What you should do: Switch each "data-label" in the material below to "value-label" and write out all the lines again with nothing else changed. Leave the pictures out.

The input:
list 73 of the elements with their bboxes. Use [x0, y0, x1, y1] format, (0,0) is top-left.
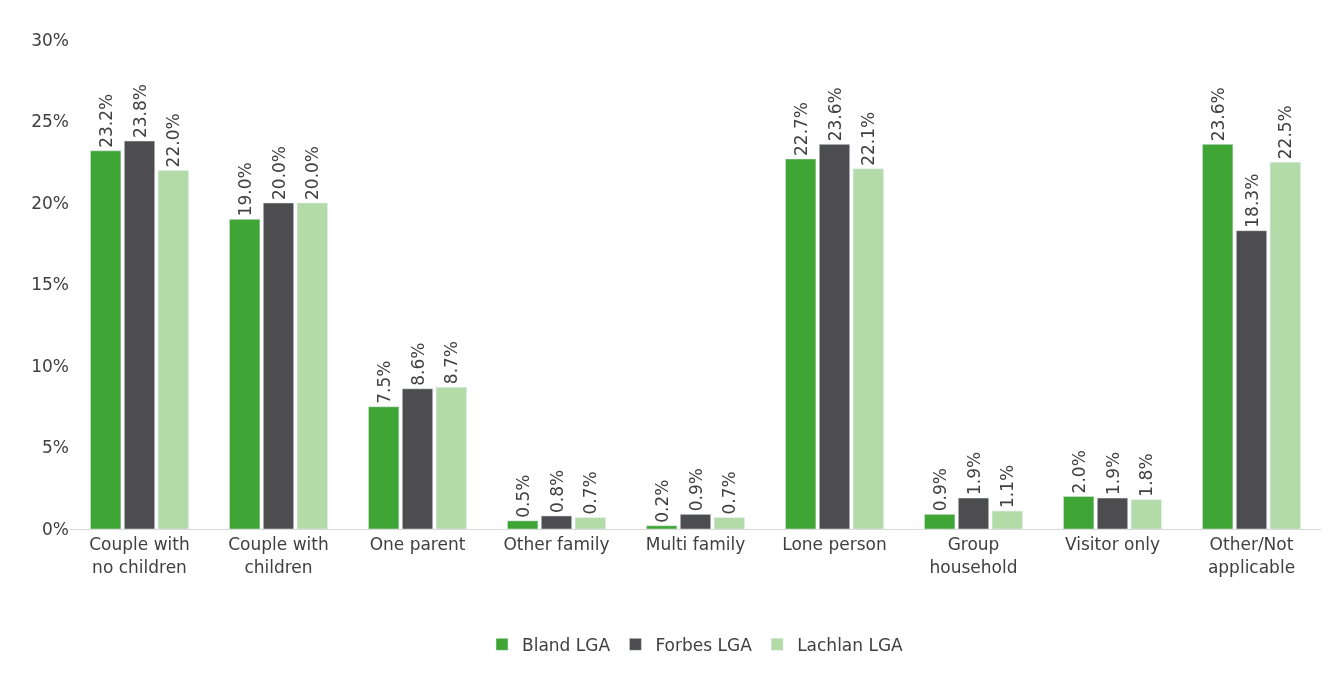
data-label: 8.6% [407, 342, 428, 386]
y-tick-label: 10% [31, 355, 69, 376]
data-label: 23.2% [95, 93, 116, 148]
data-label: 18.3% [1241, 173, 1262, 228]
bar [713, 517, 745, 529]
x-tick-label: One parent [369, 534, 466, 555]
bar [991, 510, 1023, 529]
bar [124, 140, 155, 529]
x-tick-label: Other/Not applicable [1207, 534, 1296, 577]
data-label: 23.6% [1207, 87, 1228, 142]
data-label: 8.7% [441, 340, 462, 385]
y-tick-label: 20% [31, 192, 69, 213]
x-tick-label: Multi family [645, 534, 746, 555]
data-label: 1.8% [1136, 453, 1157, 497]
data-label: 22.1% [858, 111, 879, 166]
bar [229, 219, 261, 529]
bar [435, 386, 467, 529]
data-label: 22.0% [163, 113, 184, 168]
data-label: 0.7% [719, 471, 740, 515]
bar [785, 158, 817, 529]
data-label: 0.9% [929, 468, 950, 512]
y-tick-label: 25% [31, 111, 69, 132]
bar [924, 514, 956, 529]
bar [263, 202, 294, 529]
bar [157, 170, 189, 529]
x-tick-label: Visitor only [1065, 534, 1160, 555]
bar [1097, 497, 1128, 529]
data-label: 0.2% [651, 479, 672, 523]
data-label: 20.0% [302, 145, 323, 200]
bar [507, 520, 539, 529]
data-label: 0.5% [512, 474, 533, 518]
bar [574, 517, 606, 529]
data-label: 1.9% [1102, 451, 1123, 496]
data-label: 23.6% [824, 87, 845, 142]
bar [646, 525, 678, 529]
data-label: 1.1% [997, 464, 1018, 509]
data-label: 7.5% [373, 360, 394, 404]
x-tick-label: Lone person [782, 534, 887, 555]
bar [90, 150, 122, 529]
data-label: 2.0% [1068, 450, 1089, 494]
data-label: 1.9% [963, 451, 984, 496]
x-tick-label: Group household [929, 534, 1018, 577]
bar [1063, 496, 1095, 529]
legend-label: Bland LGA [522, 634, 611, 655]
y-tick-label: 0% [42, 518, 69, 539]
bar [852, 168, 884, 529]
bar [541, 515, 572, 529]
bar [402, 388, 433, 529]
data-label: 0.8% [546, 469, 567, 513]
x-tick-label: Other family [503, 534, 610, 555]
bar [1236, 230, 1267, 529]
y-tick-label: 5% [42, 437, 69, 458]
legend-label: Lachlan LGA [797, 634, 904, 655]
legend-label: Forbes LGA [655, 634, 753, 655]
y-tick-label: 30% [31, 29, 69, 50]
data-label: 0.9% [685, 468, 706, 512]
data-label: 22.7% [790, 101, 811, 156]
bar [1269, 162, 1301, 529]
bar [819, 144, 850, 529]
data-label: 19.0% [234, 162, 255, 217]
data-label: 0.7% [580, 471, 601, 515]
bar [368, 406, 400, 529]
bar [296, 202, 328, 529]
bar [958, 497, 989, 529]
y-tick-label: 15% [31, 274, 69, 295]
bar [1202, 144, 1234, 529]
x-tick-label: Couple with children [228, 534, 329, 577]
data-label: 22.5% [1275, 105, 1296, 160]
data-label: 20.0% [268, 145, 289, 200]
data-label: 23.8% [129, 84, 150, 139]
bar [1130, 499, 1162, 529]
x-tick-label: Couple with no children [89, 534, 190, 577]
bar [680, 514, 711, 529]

Correct response:
list 73 of the elements with their bboxes. Use [x0, y0, x1, y1] format, (0,0) is top-left.
value-label: 8.6% [407, 342, 428, 386]
y-tick-label: 10% [31, 355, 69, 376]
value-label: 23.2% [95, 93, 116, 148]
value-label: 18.3% [1241, 173, 1262, 228]
bar [713, 517, 745, 529]
x-tick-label: One parent [369, 534, 466, 555]
bar [991, 510, 1023, 529]
bar [124, 140, 155, 529]
x-tick-label: Other/Not applicable [1207, 534, 1296, 577]
value-label: 23.6% [1207, 87, 1228, 142]
value-label: 8.7% [441, 340, 462, 385]
y-tick-label: 20% [31, 192, 69, 213]
x-tick-label: Multi family [645, 534, 746, 555]
value-label: 1.8% [1136, 453, 1157, 497]
value-label: 22.1% [858, 111, 879, 166]
bar [229, 219, 261, 529]
bar [435, 386, 467, 529]
value-label: 22.0% [163, 113, 184, 168]
value-label: 0.7% [719, 471, 740, 515]
bar [785, 158, 817, 529]
value-label: 0.9% [929, 468, 950, 512]
y-tick-label: 25% [31, 111, 69, 132]
bar [924, 514, 956, 529]
bar [263, 202, 294, 529]
bar [157, 170, 189, 529]
x-tick-label: Visitor only [1065, 534, 1160, 555]
bar [1097, 497, 1128, 529]
value-label: 0.2% [651, 479, 672, 523]
value-label: 20.0% [302, 145, 323, 200]
bar [507, 520, 539, 529]
value-label: 0.5% [512, 474, 533, 518]
bar [574, 517, 606, 529]
value-label: 1.9% [1102, 451, 1123, 496]
value-label: 23.6% [824, 87, 845, 142]
bar [646, 525, 678, 529]
value-label: 1.1% [997, 464, 1018, 509]
value-label: 7.5% [373, 360, 394, 404]
x-tick-label: Lone person [782, 534, 887, 555]
bar [90, 150, 122, 529]
value-label: 2.0% [1068, 450, 1089, 494]
value-label: 1.9% [963, 451, 984, 496]
x-tick-label: Group household [929, 534, 1018, 577]
bar [1063, 496, 1095, 529]
legend-label: Bland LGA [522, 634, 611, 655]
y-tick-label: 0% [42, 518, 69, 539]
bar [852, 168, 884, 529]
bar [541, 515, 572, 529]
bar [402, 388, 433, 529]
value-label: 0.8% [546, 469, 567, 513]
x-tick-label: Other family [503, 534, 610, 555]
bar [1236, 230, 1267, 529]
y-tick-label: 5% [42, 437, 69, 458]
legend-label: Lachlan LGA [797, 634, 904, 655]
legend-label: Forbes LGA [655, 634, 753, 655]
y-tick-label: 30% [31, 29, 69, 50]
value-label: 0.9% [685, 468, 706, 512]
value-label: 22.7% [790, 101, 811, 156]
bar [1269, 162, 1301, 529]
bar [819, 144, 850, 529]
value-label: 19.0% [234, 162, 255, 217]
value-label: 0.7% [580, 471, 601, 515]
bar [368, 406, 400, 529]
bar [296, 202, 328, 529]
bar [958, 497, 989, 529]
y-tick-label: 15% [31, 274, 69, 295]
bar [1202, 144, 1234, 529]
x-tick-label: Couple with children [228, 534, 329, 577]
value-label: 22.5% [1275, 105, 1296, 160]
value-label: 20.0% [268, 145, 289, 200]
value-label: 23.8% [129, 84, 150, 139]
bar [1130, 499, 1162, 529]
x-tick-label: Couple with no children [89, 534, 190, 577]
bar [680, 514, 711, 529]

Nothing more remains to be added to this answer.